===== Selection =====
Helper function for quickly creating a cluster map with continuously sized points.

Parameters
  • value (str) – Numeric column to aggregate.

  • operation (str, optional) – Cluster operation, defaults to ‘count’. Other options available are ‘avg’, ‘min’, ‘max’, and ‘sum’.

  • resolution (int, optional) – Resolution of aggregation grid cell. Set to 32 by default.

  • color (str, optional) – Hex, rgb or named color value. Defaults is ‘#FFB927’ for point geometries.

  • opacity (float, optional) – Opacity value. Default is 0.8.

  • stroke_color (str, optional) – Color of the stroke on point features. Default is ‘#222’.

  • stroke_width (int, optional) – Size of the stroke on point features.

  • animate (str, optional) – Animate features by date/time or other numeric field.

Returns

cartoframes.viz.style.Style

cartoframes.viz.isolines_style(value='range_label', top=11, cat=None, palette='pinkyl', size=None, opacity=0.8, stroke_color='rgba(150, 150, 150, 0.4)', stroke_width=None)

Helper function for quickly creating an isolines style. Based on the color category style.

Parameters
  • value (str, optional) – Column to symbolize by. Default is “range_label”.

  • top (int, optional) – Number of categories. Default is 11. Values can range from 1 to 16.

  • cat (list<str>, optional) – Category list. Must be a valid list of categories.

  • palette (str, optional) – Palette that can be a named cartocolor palette or other valid color palette. Use help(cartoframes.viz.palettes) to get more information. Default is “pinkyl”.

  • size (int, optional) – Size of point or line features.

  • opacity (float, optional) – Opacity value for point color and line features. Default is 0.8.

  • stroke_color (str, optional) – Color of the stroke on point features. Default is ‘rgba(150,150,150,0.4)’.

  • stroke_width (int, optional) – Size of the stroke on point features.

Returns

cartoframes.viz.style.Style

cartoframes.viz.size_bins_style(value, method='quantiles', bins=5, breaks=None, size_range=None, color=None, opacity=None, stroke_width=None, stroke_color=None, animate=None)

Helper function for quickly creating a size bind style with classification method/buckets.

Parameters
  • value (str) – Column to symbolize by.

  • method (str, optional) – Classification method of data: “quantiles”, “equal”, “stdev”. Default is “quantiles”.

  • bins (int, optional) – Number of size classes (bins) for map. Default is 5.

  • breaks (list<int>, optional) – Assign manual class break values.

  • size_range (list<int>, optional) – Min/max size array as a string. Default is [2, 14] for point geometries and [1, 10] for lines.

  • color (str, optional) – Hex, rgb or named color value. Default is ‘#EE5D5A’ for point geometries and ‘#4CC8A3’ for lines.

  • opacity (float, optional) – Opacity value for point color and line features. Default is 0.8.
===== Record set =====
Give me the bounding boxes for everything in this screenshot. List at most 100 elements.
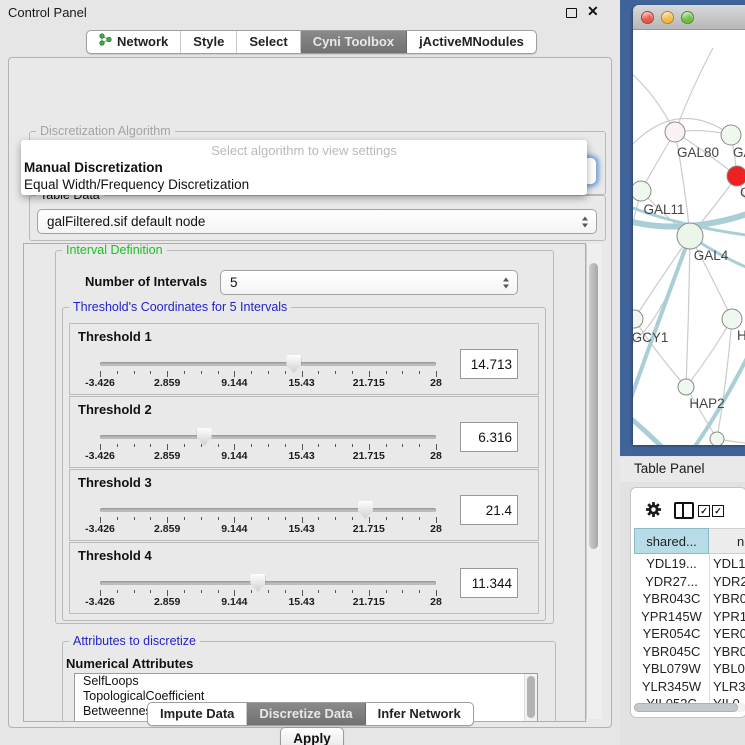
traffic-light-minimize[interactable] xyxy=(661,11,674,24)
scrollbar-thumb[interactable] xyxy=(589,263,598,549)
table-row[interactable]: YPR145WYPR1 xyxy=(631,608,745,626)
settings-vertical-scrollbar[interactable] xyxy=(586,244,602,719)
column-header-name[interactable]: n xyxy=(709,528,745,554)
node-label: C xyxy=(740,185,745,200)
cell-name[interactable]: YBL0 xyxy=(713,660,745,678)
tab-network[interactable]: Network xyxy=(87,31,181,53)
cell-shared-name[interactable]: YBR043C xyxy=(634,590,709,608)
tab-label: Infer Network xyxy=(378,703,461,725)
threshold-value-field[interactable]: 14.713 xyxy=(460,349,518,379)
node-label: GAL80 xyxy=(677,145,719,160)
threshold-slider-thumb[interactable] xyxy=(250,574,265,592)
cell-shared-name[interactable]: YDR27... xyxy=(634,573,709,591)
table-row[interactable]: YBR045CYBR0 xyxy=(631,643,745,661)
threshold-slider-track[interactable] xyxy=(100,508,436,512)
columns-icon[interactable] xyxy=(674,502,694,519)
network-node[interactable] xyxy=(710,432,724,445)
cell-shared-name[interactable]: YLR345W xyxy=(634,678,709,696)
tab-discretize-data[interactable]: Discretize Data xyxy=(247,703,365,725)
cell-name[interactable]: YBR0 xyxy=(713,590,745,608)
network-edge xyxy=(633,68,675,132)
minor-tick xyxy=(251,590,252,593)
table-data-select[interactable]: galFiltered.sif default node xyxy=(37,209,597,234)
algorithm-option-manual-discretization[interactable]: Manual Discretization xyxy=(24,160,584,176)
threshold-slider-thumb[interactable] xyxy=(358,501,373,519)
cell-name[interactable]: YBR0 xyxy=(713,643,745,661)
traffic-light-close[interactable] xyxy=(641,11,654,24)
gear-icon[interactable] xyxy=(645,501,662,523)
tick-label: 28 xyxy=(430,596,442,608)
thresholds-group: Threshold's Coordinates for 5 Intervals … xyxy=(62,307,546,621)
threshold-slider-track[interactable] xyxy=(100,362,436,366)
table-row[interactable]: YLR345WYLR3 xyxy=(631,678,745,696)
tab-infer-network[interactable]: Infer Network xyxy=(366,703,473,725)
network-node-gal80[interactable] xyxy=(665,122,685,142)
minor-tick xyxy=(150,590,151,593)
table-row[interactable]: YDL19...YDL1 xyxy=(631,555,745,573)
table-panel-card: ✓ ✓ shared... n YDL19...YDL1YDR27...YDR2… xyxy=(630,487,745,718)
algorithm-option-equal-width-frequency-discretization[interactable]: Equal Width/Frequency Discretization xyxy=(24,177,584,193)
network-node-h[interactable] xyxy=(722,309,742,329)
scrollbar-thumb[interactable] xyxy=(527,676,535,718)
attributes-scrollbar[interactable] xyxy=(524,674,537,721)
network-icon xyxy=(99,31,112,53)
minor-tick xyxy=(134,371,135,374)
checkbox-icon[interactable]: ✓ xyxy=(712,505,724,517)
minor-tick xyxy=(218,517,219,520)
cell-shared-name[interactable]: YDL19... xyxy=(634,555,709,573)
tab-jactivemnodules[interactable]: jActiveMNodules xyxy=(407,31,536,53)
network-node-gal11[interactable] xyxy=(633,181,651,201)
table-row[interactable]: YDR27...YDR2 xyxy=(631,573,745,591)
network-window-titlebar[interactable] xyxy=(633,5,745,30)
cell-shared-name[interactable]: YPR145W xyxy=(634,608,709,626)
traffic-light-zoom[interactable] xyxy=(681,11,694,24)
network-node-c[interactable] xyxy=(727,166,745,186)
scrollbar-thumb[interactable] xyxy=(634,703,738,712)
node-label: HAP2 xyxy=(689,396,724,411)
tab-impute-data[interactable]: Impute Data xyxy=(148,703,247,725)
threshold-row-4: Threshold 4-3.4262.8599.14415.4321.71528… xyxy=(69,542,539,614)
threshold-slider-track[interactable] xyxy=(100,581,436,585)
minor-tick xyxy=(419,371,420,374)
number-of-intervals-select[interactable]: 5 xyxy=(220,270,518,295)
network-edge xyxy=(686,236,690,387)
cell-shared-name[interactable]: YBL079W xyxy=(634,660,709,678)
network-node-hap2[interactable] xyxy=(678,379,694,395)
tab-select[interactable]: Select xyxy=(237,31,300,53)
network-canvas[interactable]: GAL80GACGAL11GAL4GCY1HHAP2 xyxy=(633,30,745,445)
cell-name[interactable]: YLR3 xyxy=(713,678,745,696)
threshold-value-field[interactable]: 21.4 xyxy=(460,495,518,525)
float-window-icon[interactable] xyxy=(566,8,577,18)
cell-name[interactable]: YDR2 xyxy=(713,573,745,591)
cell-name[interactable]: YPR1 xyxy=(713,608,745,626)
network-node-gcy1[interactable] xyxy=(633,310,643,328)
tick-label: 9.144 xyxy=(221,596,247,608)
minor-tick xyxy=(402,590,403,593)
minor-tick xyxy=(117,444,118,447)
network-node-gal4[interactable] xyxy=(677,223,703,249)
cell-shared-name[interactable]: YBR045C xyxy=(634,643,709,661)
apply-button[interactable]: Apply xyxy=(280,727,344,745)
threshold-slider-thumb[interactable] xyxy=(286,355,301,373)
close-icon[interactable]: ✕ xyxy=(587,3,599,20)
threshold-row-1: Threshold 1-3.4262.8599.14415.4321.71528… xyxy=(69,323,539,395)
cell-name[interactable]: YER0 xyxy=(713,625,745,643)
table-horizontal-scrollbar[interactable] xyxy=(634,703,745,712)
network-node-ga[interactable] xyxy=(721,125,741,145)
tab-style[interactable]: Style xyxy=(181,31,237,53)
minor-tick xyxy=(150,371,151,374)
threshold-value-field[interactable]: 6.316 xyxy=(460,422,518,452)
cell-shared-name[interactable]: YER054C xyxy=(634,625,709,643)
attribute-item-selfloops[interactable]: SelfLoops xyxy=(75,674,537,689)
threshold-slider-thumb[interactable] xyxy=(197,428,212,446)
table-row[interactable]: YER054CYER0 xyxy=(631,625,745,643)
threshold-slider-track[interactable] xyxy=(100,435,436,439)
threshold-value-field[interactable]: 11.344 xyxy=(460,568,518,598)
table-row[interactable]: YBL079WYBL0 xyxy=(631,660,745,678)
cell-name[interactable]: YDL1 xyxy=(713,555,745,573)
window-title: Control Panel xyxy=(8,5,87,20)
checkbox-icon[interactable]: ✓ xyxy=(698,505,710,517)
column-header-shared-name[interactable]: shared... xyxy=(634,528,709,554)
tab-cyni-toolbox[interactable]: Cyni Toolbox xyxy=(301,31,407,53)
table-row[interactable]: YBR043CYBR0 xyxy=(631,590,745,608)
=====
▶ [Required work]
• a. Print the passage of the cartoframes style documentation between "Helper function for quickly creating a cluster" and "are ‘avg’, ‘min’, ‘max’, and ‘sum’.", inclusive.
• b. Continue the cartoframes style documentation from the point where it ends.

▶ [Exercise results]
• a.
Helper function for quickly creating a cluster map with continuously sized points.

Parameters
  • value (str) – Numeric column to aggregate.

  • operation (str, optional) – Cluster operation, defaults to ‘count’. Other options available are ‘avg’, ‘min’, ‘max’, and ‘sum’.

• b.
  • stroke_color (str, optional) – Color of the stroke on point features. Default is ‘#222’.

  • stroke_width (int, optional) – Size of the stroke on point features.

  • animate (str, optional) – Animate features by date/time or other numeric field.

Returns

cartoframes.viz.style.Style

cartoframes.viz.size_category_style(value, top=5, cat=None, size_range=None, color=None, opacity=None, stroke_color=None, stroke_width=None, animate=None)

Helper function for quickly creating a size category style.

Parameters
  • value (str) – Column to symbolize by.

  • top (int, optional) – Number of size categories. Default is 5. Values can range from 1 to 16.

  • cat (list<str>, optional) – Category list as a string.

  • size_range (list<int>, optional) – Min/max size array as a string. Default is [2, 20] for point geometries and [1, 10] for lines.

  • color (str, optional) – hex, rgb or named color value. Default is ‘#F46D43’ for point geometries and ‘#4CC8A3’ for lines.

  • opacity (float, optional) – Opacity value for point color and line features. Default is 0.8.

  • stroke_color (str, optional) – Color of the stroke on point features. Default is ‘#222’.

  • stroke_width (int, optional) – Size of the stroke on point features.

  • animate (str, optional) – Animate features by date/time or other numeric field.

Returns

cartoframes.viz.style.Style

cartoframes.viz.size_continuous_style(value, size_range=None, range_min=None, range_max=None, color=None, opacity=None, stroke_color=None, stroke_width=None, animate=None, credentials=None)

Helper function for quickly creating a size continuous style.

Parameters
  • value (str) – Column to symbolize by.

  • size_range (list<int>, optional) – Min/max size array as a string. Default is [2, 40] for point geometries and [1, 10] for lines.

  • range_min (int, optional) – The minimum value of the data range for the continuous size ramp. Defaults to the globalMIN of the dataset.

  • range_max (int, optional) – The maximum value of the data range for the continuous size ramp. Defaults to the globalMAX of the dataset.

  • color (str, optional) – hex, rgb or named color value. Defaults is ‘#FFB927’ for point geometries and ‘#4CC8A3’ for lines.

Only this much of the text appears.